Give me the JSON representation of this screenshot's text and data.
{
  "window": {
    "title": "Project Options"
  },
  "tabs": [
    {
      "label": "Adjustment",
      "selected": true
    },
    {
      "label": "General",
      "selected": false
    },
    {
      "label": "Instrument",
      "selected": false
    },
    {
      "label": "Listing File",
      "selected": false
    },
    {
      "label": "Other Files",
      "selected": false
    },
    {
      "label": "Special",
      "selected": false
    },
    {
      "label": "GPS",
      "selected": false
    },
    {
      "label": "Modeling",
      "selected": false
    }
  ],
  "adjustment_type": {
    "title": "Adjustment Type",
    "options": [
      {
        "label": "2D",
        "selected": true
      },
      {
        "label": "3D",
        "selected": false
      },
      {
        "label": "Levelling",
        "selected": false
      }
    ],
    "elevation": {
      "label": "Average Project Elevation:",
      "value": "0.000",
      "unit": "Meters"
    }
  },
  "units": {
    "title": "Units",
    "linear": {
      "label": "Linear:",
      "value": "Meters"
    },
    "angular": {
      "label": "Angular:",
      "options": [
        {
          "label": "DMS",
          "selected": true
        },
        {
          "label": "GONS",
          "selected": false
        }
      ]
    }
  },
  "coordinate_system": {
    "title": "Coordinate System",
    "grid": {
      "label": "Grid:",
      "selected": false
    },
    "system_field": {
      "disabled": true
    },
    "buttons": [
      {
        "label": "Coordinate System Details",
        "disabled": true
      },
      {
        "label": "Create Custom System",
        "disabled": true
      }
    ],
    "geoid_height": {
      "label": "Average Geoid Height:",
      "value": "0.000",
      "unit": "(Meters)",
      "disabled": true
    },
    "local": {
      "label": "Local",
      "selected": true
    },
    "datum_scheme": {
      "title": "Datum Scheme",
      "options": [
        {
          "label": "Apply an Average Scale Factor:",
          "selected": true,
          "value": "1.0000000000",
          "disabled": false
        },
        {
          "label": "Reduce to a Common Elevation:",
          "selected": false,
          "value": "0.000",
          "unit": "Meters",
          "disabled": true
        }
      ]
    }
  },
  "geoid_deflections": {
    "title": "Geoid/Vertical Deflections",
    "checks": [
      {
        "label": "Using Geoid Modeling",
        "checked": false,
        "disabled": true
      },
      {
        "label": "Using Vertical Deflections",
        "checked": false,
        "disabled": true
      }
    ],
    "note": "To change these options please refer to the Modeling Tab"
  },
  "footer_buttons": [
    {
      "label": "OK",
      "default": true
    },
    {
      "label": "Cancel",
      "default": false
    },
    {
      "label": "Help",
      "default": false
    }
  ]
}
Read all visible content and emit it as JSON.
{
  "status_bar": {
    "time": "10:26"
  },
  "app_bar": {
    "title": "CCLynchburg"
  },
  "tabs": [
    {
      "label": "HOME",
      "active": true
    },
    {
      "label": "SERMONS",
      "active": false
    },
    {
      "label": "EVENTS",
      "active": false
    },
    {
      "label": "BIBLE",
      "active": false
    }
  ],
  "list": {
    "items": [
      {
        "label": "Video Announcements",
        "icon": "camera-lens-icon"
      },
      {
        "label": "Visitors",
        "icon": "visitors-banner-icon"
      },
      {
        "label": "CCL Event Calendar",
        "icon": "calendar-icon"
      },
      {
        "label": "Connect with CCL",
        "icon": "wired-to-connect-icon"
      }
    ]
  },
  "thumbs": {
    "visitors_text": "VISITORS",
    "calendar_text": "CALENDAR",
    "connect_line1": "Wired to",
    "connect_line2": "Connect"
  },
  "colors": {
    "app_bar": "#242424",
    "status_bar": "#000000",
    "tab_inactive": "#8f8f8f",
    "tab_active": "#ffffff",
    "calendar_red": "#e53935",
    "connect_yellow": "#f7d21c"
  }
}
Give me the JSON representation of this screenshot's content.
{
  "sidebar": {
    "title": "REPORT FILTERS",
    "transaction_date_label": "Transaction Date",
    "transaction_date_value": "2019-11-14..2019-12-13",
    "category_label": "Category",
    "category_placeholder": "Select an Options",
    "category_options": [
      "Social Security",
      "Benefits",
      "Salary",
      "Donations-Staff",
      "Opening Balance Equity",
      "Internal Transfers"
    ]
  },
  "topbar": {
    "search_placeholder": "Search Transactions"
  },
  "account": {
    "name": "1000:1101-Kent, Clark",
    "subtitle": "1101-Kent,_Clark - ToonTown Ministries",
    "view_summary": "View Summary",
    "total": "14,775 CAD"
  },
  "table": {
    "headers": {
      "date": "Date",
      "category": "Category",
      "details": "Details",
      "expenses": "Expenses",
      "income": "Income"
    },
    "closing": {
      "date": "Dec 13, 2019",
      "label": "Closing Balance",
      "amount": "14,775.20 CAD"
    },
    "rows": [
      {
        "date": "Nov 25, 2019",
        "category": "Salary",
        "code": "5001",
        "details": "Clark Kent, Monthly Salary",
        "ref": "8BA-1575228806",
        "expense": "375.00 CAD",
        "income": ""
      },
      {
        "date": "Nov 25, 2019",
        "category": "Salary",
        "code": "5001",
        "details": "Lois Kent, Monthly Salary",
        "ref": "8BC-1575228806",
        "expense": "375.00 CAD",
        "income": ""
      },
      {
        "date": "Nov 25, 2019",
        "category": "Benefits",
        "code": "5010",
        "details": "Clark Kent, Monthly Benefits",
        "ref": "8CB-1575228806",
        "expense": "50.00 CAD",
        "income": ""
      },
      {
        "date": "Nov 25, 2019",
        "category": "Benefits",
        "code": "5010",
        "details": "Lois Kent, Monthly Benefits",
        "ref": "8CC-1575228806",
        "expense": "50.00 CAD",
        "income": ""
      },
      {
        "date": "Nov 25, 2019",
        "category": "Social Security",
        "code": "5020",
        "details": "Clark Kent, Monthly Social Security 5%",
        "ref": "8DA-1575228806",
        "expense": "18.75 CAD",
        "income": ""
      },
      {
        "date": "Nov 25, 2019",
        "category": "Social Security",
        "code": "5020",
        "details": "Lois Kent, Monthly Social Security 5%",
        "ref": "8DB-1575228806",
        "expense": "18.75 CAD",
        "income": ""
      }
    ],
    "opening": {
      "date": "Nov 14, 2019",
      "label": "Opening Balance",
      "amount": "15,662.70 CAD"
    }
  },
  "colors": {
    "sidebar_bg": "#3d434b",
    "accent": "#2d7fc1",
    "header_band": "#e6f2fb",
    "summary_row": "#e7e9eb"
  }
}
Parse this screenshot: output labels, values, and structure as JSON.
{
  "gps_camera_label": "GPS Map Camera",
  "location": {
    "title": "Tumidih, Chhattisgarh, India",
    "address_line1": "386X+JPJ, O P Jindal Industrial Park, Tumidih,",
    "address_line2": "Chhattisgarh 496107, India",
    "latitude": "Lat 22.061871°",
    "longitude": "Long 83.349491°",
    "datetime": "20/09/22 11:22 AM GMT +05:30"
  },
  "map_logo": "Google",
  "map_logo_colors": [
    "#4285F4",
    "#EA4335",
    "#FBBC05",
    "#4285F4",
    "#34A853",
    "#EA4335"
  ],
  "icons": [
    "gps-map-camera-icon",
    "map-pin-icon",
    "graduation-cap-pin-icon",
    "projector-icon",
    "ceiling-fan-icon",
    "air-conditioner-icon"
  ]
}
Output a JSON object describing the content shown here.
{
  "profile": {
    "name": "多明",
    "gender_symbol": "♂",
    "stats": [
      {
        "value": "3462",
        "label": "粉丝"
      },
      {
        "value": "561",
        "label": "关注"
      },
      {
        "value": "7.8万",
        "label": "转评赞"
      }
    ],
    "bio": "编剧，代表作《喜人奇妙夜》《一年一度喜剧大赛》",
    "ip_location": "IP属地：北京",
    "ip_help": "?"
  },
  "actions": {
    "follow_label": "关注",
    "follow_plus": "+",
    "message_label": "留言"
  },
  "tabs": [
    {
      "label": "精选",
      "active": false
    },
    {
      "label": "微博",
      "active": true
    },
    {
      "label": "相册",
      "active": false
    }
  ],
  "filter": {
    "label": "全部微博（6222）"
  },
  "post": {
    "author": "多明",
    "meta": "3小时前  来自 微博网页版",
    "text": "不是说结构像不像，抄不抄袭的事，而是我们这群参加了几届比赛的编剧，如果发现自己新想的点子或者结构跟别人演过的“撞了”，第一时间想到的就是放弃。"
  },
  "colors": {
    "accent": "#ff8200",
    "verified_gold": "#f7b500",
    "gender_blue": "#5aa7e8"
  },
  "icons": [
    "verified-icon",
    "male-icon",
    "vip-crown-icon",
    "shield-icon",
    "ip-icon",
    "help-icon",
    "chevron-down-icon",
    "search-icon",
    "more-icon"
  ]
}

▶ What you need to do
Write out again, unchanged, every line from the line containing "Output a JSON" to the final line of the material above.

▶ Task result
Output a JSON object describing the content shown here.
{
  "profile": {
    "name": "多明",
    "gender_symbol": "♂",
    "stats": [
      {
        "value": "3462",
        "label": "粉丝"
      },
      {
        "value": "561",
        "label": "关注"
      },
      {
        "value": "7.8万",
        "label": "转评赞"
      }
    ],
    "bio": "编剧，代表作《喜人奇妙夜》《一年一度喜剧大赛》",
    "ip_location": "IP属地：北京",
    "ip_help": "?"
  },
  "actions": {
    "follow_label": "关注",
    "follow_plus": "+",
    "message_label": "留言"
  },
  "tabs": [
    {
      "label": "精选",
      "active": false
    },
    {
      "label": "微博",
      "active": true
    },
    {
      "label": "相册",
      "active": false
    }
  ],
  "filter": {
    "label": "全部微博（6222）"
  },
  "post": {
    "author": "多明",
    "meta": "3小时前  来自 微博网页版",
    "text": "不是说结构像不像，抄不抄袭的事，而是我们这群参加了几届比赛的编剧，如果发现自己新想的点子或者结构跟别人演过的“撞了”，第一时间想到的就是放弃。"
  },
  "colors": {
    "accent": "#ff8200",
    "verified_gold": "#f7b500",
    "gender_blue": "#5aa7e8"
  },
  "icons": [
    "verified-icon",
    "male-icon",
    "vip-crown-icon",
    "shield-icon",
    "ip-icon",
    "help-icon",
    "chevron-down-icon",
    "search-icon",
    "more-icon"
  ]
}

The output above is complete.